* _Exercise directions_: From the listing below, pull each line that includes "Under".

———

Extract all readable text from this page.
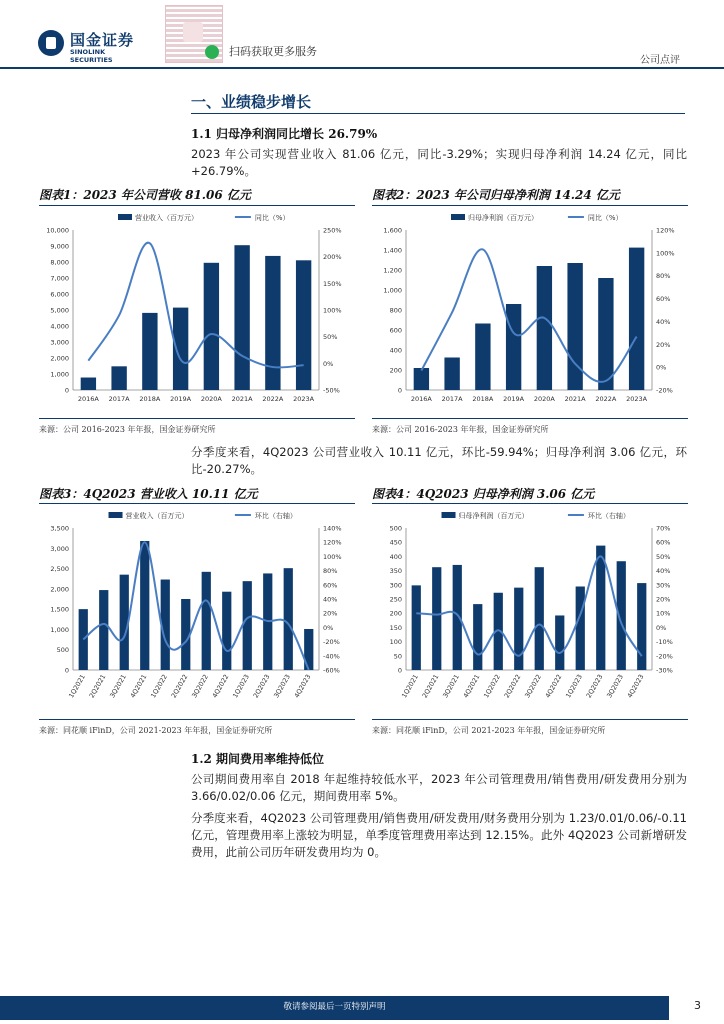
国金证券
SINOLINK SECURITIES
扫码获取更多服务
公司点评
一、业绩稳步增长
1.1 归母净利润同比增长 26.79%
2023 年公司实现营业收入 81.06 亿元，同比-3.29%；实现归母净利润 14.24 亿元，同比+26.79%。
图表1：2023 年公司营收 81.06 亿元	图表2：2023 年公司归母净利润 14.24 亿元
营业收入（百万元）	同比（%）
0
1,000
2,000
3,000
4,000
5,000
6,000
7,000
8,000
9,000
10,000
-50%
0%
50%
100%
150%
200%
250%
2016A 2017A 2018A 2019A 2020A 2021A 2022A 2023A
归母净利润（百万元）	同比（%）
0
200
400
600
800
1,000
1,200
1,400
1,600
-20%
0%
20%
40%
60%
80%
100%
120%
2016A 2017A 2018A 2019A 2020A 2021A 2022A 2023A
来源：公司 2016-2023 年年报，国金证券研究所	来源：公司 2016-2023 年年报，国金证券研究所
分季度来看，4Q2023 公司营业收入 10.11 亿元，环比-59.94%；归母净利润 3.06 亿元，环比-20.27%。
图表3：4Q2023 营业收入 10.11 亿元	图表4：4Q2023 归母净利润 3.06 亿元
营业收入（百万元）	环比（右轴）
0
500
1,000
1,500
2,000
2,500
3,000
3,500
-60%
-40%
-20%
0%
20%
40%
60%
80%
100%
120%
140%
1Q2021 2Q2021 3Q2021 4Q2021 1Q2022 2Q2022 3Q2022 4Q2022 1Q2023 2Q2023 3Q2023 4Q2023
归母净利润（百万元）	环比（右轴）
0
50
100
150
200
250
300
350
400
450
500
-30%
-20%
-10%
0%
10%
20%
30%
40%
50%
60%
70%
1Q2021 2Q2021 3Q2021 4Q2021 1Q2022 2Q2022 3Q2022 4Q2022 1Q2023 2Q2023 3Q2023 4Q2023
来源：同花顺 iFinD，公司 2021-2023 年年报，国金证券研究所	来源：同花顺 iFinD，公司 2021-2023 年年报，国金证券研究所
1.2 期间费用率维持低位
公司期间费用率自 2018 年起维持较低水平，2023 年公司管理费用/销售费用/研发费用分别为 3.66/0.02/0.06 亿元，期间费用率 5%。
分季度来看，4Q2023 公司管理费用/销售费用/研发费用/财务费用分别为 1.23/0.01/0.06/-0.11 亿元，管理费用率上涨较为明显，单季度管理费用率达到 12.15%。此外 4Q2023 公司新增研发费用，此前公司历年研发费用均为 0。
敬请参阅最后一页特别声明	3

———

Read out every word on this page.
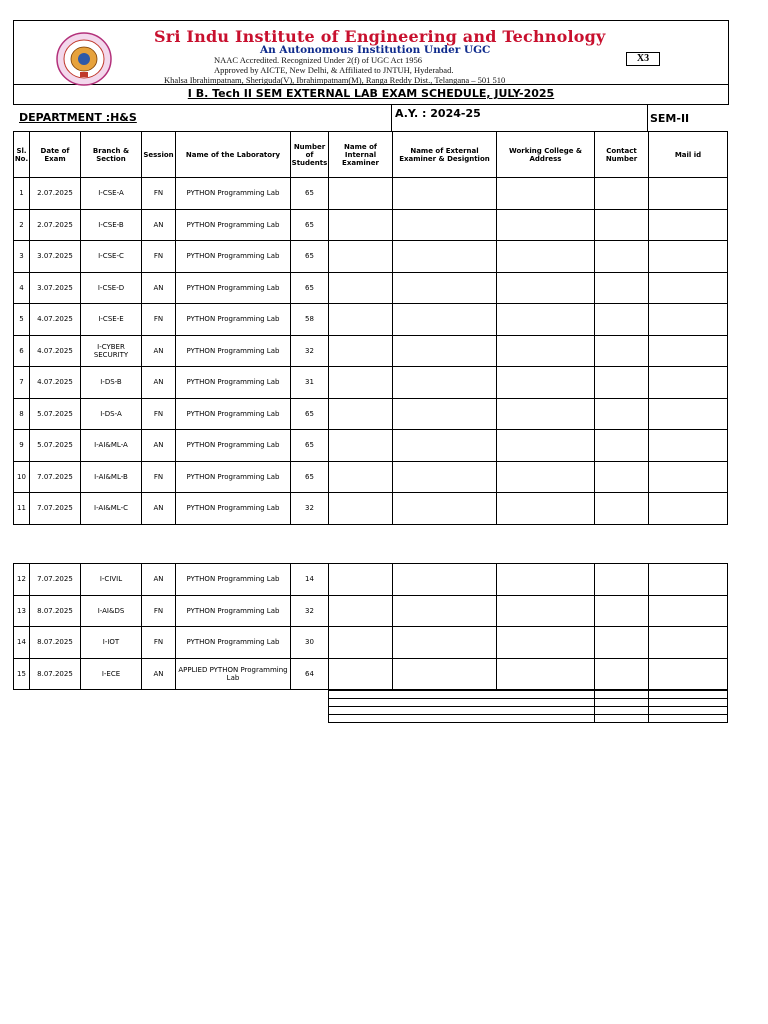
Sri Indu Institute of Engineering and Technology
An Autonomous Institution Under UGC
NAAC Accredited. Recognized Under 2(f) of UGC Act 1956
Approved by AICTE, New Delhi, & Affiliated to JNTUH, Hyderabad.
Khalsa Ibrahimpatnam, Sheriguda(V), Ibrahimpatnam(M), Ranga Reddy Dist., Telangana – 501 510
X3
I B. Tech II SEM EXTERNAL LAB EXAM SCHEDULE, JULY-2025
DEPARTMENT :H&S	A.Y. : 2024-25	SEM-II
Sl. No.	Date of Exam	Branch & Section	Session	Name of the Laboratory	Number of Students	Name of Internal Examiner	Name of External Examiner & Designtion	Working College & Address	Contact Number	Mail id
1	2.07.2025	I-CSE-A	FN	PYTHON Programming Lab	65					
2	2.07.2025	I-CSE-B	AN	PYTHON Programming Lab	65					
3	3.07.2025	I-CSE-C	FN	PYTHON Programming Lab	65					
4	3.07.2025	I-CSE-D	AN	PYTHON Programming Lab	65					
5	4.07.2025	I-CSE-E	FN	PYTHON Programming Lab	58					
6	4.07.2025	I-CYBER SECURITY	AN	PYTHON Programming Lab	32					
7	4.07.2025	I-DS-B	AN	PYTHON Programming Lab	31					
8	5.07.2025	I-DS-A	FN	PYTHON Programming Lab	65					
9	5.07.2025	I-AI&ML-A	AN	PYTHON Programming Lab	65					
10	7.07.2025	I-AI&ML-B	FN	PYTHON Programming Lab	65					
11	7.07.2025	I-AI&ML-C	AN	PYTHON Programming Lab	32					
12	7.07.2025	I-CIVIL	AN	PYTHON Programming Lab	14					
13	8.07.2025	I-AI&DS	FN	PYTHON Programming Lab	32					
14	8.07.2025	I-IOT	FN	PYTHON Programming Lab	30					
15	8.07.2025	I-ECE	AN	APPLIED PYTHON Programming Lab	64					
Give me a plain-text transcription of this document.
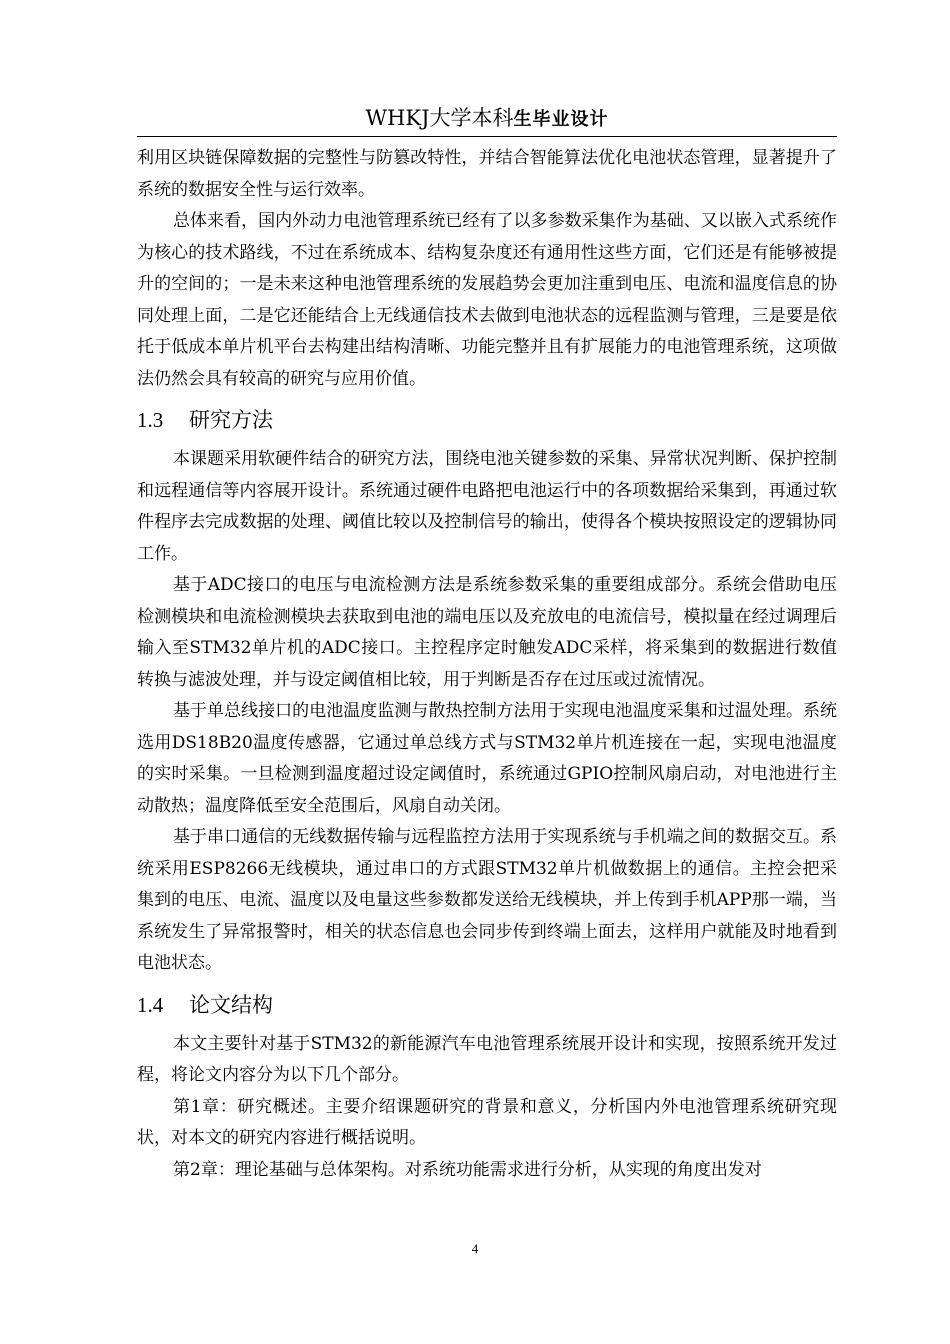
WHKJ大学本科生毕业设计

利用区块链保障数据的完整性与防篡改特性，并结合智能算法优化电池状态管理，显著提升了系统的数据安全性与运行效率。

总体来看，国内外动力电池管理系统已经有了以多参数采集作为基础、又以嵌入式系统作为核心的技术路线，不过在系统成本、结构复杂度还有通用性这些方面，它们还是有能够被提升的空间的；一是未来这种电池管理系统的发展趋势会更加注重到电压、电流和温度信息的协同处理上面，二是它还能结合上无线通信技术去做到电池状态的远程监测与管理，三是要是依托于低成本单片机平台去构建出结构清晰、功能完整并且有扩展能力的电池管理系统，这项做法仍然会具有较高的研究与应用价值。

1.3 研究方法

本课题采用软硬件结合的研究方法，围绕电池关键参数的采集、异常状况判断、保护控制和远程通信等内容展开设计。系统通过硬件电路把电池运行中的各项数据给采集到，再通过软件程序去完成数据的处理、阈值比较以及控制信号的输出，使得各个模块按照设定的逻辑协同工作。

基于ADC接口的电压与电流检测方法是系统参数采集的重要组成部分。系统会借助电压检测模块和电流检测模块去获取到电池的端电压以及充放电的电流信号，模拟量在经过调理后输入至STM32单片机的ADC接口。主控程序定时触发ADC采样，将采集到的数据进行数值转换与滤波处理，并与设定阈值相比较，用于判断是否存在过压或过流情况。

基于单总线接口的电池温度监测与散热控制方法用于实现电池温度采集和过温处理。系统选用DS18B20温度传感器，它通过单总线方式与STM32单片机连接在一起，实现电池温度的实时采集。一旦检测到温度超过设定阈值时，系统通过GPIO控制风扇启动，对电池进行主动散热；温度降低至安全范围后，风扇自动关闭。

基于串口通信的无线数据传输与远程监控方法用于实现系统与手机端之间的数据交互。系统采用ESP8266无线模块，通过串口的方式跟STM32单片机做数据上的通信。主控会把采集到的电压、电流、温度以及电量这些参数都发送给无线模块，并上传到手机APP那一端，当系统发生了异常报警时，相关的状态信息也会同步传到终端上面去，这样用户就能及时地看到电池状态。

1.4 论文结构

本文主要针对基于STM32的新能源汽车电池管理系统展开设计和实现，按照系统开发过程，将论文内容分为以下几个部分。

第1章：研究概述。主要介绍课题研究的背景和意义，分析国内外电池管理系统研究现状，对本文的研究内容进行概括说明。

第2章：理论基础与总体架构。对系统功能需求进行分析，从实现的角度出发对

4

———

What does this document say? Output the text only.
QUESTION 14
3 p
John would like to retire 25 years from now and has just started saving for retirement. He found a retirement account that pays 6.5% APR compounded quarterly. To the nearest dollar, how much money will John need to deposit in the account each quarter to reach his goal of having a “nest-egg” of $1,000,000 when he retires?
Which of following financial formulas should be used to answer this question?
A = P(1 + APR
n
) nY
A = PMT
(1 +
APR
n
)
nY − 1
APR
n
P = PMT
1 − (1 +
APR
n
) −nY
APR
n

———

* _Reply_:
An Autonomous Institution Under UGC
NAAC Accredited. Recognized Under 2(f) of UGC Act 1956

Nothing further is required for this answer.